→ EXERCISE GOAL: Every record that follows should appear again in your answer, exactly the same.

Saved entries
====
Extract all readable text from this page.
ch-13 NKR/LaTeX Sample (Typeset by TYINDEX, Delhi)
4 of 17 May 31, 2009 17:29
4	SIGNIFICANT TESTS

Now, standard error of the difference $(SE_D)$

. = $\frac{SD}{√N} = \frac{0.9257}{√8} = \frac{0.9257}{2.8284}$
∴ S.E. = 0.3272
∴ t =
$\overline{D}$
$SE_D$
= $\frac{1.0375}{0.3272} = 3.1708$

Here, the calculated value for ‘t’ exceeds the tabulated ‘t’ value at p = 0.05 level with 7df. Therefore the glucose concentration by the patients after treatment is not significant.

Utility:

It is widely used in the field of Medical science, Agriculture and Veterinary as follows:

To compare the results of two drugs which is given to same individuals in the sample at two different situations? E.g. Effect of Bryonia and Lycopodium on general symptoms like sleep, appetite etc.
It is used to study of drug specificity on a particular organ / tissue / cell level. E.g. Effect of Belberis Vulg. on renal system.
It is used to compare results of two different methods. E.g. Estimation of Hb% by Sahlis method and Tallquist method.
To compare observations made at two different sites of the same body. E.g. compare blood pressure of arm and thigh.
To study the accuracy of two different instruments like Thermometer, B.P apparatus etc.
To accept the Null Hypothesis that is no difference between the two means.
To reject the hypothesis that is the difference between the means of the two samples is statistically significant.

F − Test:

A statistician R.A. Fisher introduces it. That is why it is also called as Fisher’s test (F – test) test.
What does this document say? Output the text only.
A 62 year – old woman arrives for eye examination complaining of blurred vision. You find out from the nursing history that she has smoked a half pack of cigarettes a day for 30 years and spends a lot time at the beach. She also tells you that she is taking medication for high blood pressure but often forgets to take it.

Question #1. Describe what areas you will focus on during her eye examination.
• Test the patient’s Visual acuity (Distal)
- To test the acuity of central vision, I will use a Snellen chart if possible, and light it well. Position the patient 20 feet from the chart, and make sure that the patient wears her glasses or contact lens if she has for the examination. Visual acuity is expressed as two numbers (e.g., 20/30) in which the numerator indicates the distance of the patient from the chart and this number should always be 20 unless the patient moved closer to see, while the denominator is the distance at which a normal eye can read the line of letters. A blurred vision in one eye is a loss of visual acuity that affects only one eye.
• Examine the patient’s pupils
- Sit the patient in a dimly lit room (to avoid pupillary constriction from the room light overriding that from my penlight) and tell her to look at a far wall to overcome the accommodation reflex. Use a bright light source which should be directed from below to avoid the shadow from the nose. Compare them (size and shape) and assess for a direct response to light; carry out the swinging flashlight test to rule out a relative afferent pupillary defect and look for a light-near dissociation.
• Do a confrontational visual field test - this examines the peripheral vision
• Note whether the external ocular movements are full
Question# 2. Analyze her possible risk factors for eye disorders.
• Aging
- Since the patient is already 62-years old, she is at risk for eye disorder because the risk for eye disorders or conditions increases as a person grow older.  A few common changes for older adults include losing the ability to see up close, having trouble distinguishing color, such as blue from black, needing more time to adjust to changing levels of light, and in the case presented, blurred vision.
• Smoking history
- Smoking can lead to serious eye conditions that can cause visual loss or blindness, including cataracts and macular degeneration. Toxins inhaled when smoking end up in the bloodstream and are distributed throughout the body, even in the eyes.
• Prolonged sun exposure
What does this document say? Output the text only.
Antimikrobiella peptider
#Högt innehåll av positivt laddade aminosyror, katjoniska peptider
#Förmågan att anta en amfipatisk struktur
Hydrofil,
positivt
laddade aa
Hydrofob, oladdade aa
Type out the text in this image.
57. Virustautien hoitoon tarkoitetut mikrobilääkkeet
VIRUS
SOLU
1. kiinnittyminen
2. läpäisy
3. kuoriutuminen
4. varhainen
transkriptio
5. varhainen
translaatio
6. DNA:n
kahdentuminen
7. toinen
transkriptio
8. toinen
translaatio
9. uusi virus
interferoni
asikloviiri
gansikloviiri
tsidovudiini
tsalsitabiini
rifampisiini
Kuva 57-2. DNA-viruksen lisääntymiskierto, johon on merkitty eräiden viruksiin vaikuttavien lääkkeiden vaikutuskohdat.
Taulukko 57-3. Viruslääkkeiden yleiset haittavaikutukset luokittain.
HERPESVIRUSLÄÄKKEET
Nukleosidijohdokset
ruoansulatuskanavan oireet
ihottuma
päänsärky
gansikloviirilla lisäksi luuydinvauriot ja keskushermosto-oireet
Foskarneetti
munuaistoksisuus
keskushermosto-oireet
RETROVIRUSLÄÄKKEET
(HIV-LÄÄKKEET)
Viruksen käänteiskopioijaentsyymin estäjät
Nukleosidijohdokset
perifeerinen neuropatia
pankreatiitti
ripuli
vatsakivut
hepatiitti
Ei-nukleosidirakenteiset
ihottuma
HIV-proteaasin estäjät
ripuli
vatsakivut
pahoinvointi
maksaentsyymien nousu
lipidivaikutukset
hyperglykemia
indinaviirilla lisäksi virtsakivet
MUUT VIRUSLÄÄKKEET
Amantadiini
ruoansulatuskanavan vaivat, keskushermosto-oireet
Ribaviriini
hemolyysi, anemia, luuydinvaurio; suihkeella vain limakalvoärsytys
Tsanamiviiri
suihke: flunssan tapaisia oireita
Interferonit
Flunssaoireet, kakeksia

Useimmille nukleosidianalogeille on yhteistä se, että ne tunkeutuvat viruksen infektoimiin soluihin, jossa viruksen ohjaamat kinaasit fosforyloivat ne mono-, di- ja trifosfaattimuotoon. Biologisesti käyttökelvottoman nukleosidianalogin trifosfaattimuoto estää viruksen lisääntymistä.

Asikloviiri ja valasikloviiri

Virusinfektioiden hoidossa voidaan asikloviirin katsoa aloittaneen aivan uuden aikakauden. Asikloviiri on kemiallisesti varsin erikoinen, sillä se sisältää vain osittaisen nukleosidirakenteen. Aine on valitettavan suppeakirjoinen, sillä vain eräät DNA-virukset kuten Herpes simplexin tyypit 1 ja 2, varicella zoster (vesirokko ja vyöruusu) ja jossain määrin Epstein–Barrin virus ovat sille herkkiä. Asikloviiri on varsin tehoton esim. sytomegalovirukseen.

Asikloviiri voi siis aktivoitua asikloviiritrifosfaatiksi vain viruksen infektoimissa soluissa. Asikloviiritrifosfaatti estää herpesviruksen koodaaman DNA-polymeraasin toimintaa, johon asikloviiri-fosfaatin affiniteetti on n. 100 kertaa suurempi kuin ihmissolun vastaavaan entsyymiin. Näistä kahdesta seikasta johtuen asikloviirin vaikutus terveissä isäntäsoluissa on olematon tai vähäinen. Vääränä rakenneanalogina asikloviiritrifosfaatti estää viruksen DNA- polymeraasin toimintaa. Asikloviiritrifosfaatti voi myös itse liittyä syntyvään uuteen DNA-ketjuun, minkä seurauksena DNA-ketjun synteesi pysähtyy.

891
====
→ TASK ANSWER:
Extract all readable text from this page.
ch-13 NKR/LaTeX Sample (Typeset by TYINDEX, Delhi)
4 of 17 May 31, 2009 17:29
4	SIGNIFICANT TESTS

Now, standard error of the difference $(SE_D)$

. = $\frac{SD}{√N} = \frac{0.9257}{√8} = \frac{0.9257}{2.8284}$
∴ S.E. = 0.3272
∴ t =
$\overline{D}$
$SE_D$
= $\frac{1.0375}{0.3272} = 3.1708$

Here, the calculated value for ‘t’ exceeds the tabulated ‘t’ value at p = 0.05 level with 7df. Therefore the glucose concentration by the patients after treatment is not significant.

Utility:

It is widely used in the field of Medical science, Agriculture and Veterinary as follows:

To compare the results of two drugs which is given to same individuals in the sample at two different situations? E.g. Effect of Bryonia and Lycopodium on general symptoms like sleep, appetite etc.
It is used to study of drug specificity on a particular organ / tissue / cell level. E.g. Effect of Belberis Vulg. on renal system.
It is used to compare results of two different methods. E.g. Estimation of Hb% by Sahlis method and Tallquist method.
To compare observations made at two different sites of the same body. E.g. compare blood pressure of arm and thigh.
To study the accuracy of two different instruments like Thermometer, B.P apparatus etc.
To accept the Null Hypothesis that is no difference between the two means.
To reject the hypothesis that is the difference between the means of the two samples is statistically significant.

F − Test:

A statistician R.A. Fisher introduces it. That is why it is also called as Fisher’s test (F – test) test.
What does this document say? Output the text only.
A 62 year – old woman arrives for eye examination complaining of blurred vision. You find out from the nursing history that she has smoked a half pack of cigarettes a day for 30 years and spends a lot time at the beach. She also tells you that she is taking medication for high blood pressure but often forgets to take it.

Question #1. Describe what areas you will focus on during her eye examination.
• Test the patient’s Visual acuity (Distal)
- To test the acuity of central vision, I will use a Snellen chart if possible, and light it well. Position the patient 20 feet from the chart, and make sure that the patient wears her glasses or contact lens if she has for the examination. Visual acuity is expressed as two numbers (e.g., 20/30) in which the numerator indicates the distance of the patient from the chart and this number should always be 20 unless the patient moved closer to see, while the denominator is the distance at which a normal eye can read the line of letters. A blurred vision in one eye is a loss of visual acuity that affects only one eye.
• Examine the patient’s pupils
- Sit the patient in a dimly lit room (to avoid pupillary constriction from the room light overriding that from my penlight) and tell her to look at a far wall to overcome the accommodation reflex. Use a bright light source which should be directed from below to avoid the shadow from the nose. Compare them (size and shape) and assess for a direct response to light; carry out the swinging flashlight test to rule out a relative afferent pupillary defect and look for a light-near dissociation.
• Do a confrontational visual field test - this examines the peripheral vision
• Note whether the external ocular movements are full
Question# 2. Analyze her possible risk factors for eye disorders.
• Aging
- Since the patient is already 62-years old, she is at risk for eye disorder because the risk for eye disorders or conditions increases as a person grow older.  A few common changes for older adults include losing the ability to see up close, having trouble distinguishing color, such as blue from black, needing more time to adjust to changing levels of light, and in the case presented, blurred vision.
• Smoking history
- Smoking can lead to serious eye conditions that can cause visual loss or blindness, including cataracts and macular degeneration. Toxins inhaled when smoking end up in the bloodstream and are distributed throughout the body, even in the eyes.
• Prolonged sun exposure
What does this document say? Output the text only.
Antimikrobiella peptider
#Högt innehåll av positivt laddade aminosyror, katjoniska peptider
#Förmågan att anta en amfipatisk struktur
Hydrofil,
positivt
laddade aa
Hydrofob, oladdade aa
Type out the text in this image.
57. Virustautien hoitoon tarkoitetut mikrobilääkkeet
VIRUS
SOLU
1. kiinnittyminen
2. läpäisy
3. kuoriutuminen
4. varhainen
transkriptio
5. varhainen
translaatio
6. DNA:n
kahdentuminen
7. toinen
transkriptio
8. toinen
translaatio
9. uusi virus
interferoni
asikloviiri
gansikloviiri
tsidovudiini
tsalsitabiini
rifampisiini
Kuva 57-2. DNA-viruksen lisääntymiskierto, johon on merkitty eräiden viruksiin vaikuttavien lääkkeiden vaikutuskohdat.
Taulukko 57-3. Viruslääkkeiden yleiset haittavaikutukset luokittain.
HERPESVIRUSLÄÄKKEET
Nukleosidijohdokset
ruoansulatuskanavan oireet
ihottuma
päänsärky
gansikloviirilla lisäksi luuydinvauriot ja keskushermosto-oireet
Foskarneetti
munuaistoksisuus
keskushermosto-oireet
RETROVIRUSLÄÄKKEET
(HIV-LÄÄKKEET)
Viruksen käänteiskopioijaentsyymin estäjät
Nukleosidijohdokset
perifeerinen neuropatia
pankreatiitti
ripuli
vatsakivut
hepatiitti
Ei-nukleosidirakenteiset
ihottuma
HIV-proteaasin estäjät
ripuli
vatsakivut
pahoinvointi
maksaentsyymien nousu
lipidivaikutukset
hyperglykemia
indinaviirilla lisäksi virtsakivet
MUUT VIRUSLÄÄKKEET
Amantadiini
ruoansulatuskanavan vaivat, keskushermosto-oireet
Ribaviriini
hemolyysi, anemia, luuydinvaurio; suihkeella vain limakalvoärsytys
Tsanamiviiri
suihke: flunssan tapaisia oireita
Interferonit
Flunssaoireet, kakeksia

Useimmille nukleosidianalogeille on yhteistä se, että ne tunkeutuvat viruksen infektoimiin soluihin, jossa viruksen ohjaamat kinaasit fosforyloivat ne mono-, di- ja trifosfaattimuotoon. Biologisesti käyttökelvottoman nukleosidianalogin trifosfaattimuoto estää viruksen lisääntymistä.

Asikloviiri ja valasikloviiri

Virusinfektioiden hoidossa voidaan asikloviirin katsoa aloittaneen aivan uuden aikakauden. Asikloviiri on kemiallisesti varsin erikoinen, sillä se sisältää vain osittaisen nukleosidirakenteen. Aine on valitettavan suppeakirjoinen, sillä vain eräät DNA-virukset kuten Herpes simplexin tyypit 1 ja 2, varicella zoster (vesirokko ja vyöruusu) ja jossain määrin Epstein–Barrin virus ovat sille herkkiä. Asikloviiri on varsin tehoton esim. sytomegalovirukseen.

Asikloviiri voi siis aktivoitua asikloviiritrifosfaatiksi vain viruksen infektoimissa soluissa. Asikloviiritrifosfaatti estää herpesviruksen koodaaman DNA-polymeraasin toimintaa, johon asikloviiri-fosfaatin affiniteetti on n. 100 kertaa suurempi kuin ihmissolun vastaavaan entsyymiin. Näistä kahdesta seikasta johtuen asikloviirin vaikutus terveissä isäntäsoluissa on olematon tai vähäinen. Vääränä rakenneanalogina asikloviiritrifosfaatti estää viruksen DNA- polymeraasin toimintaa. Asikloviiritrifosfaatti voi myös itse liittyä syntyvään uuteen DNA-ketjuun, minkä seurauksena DNA-ketjun synteesi pysähtyy.

891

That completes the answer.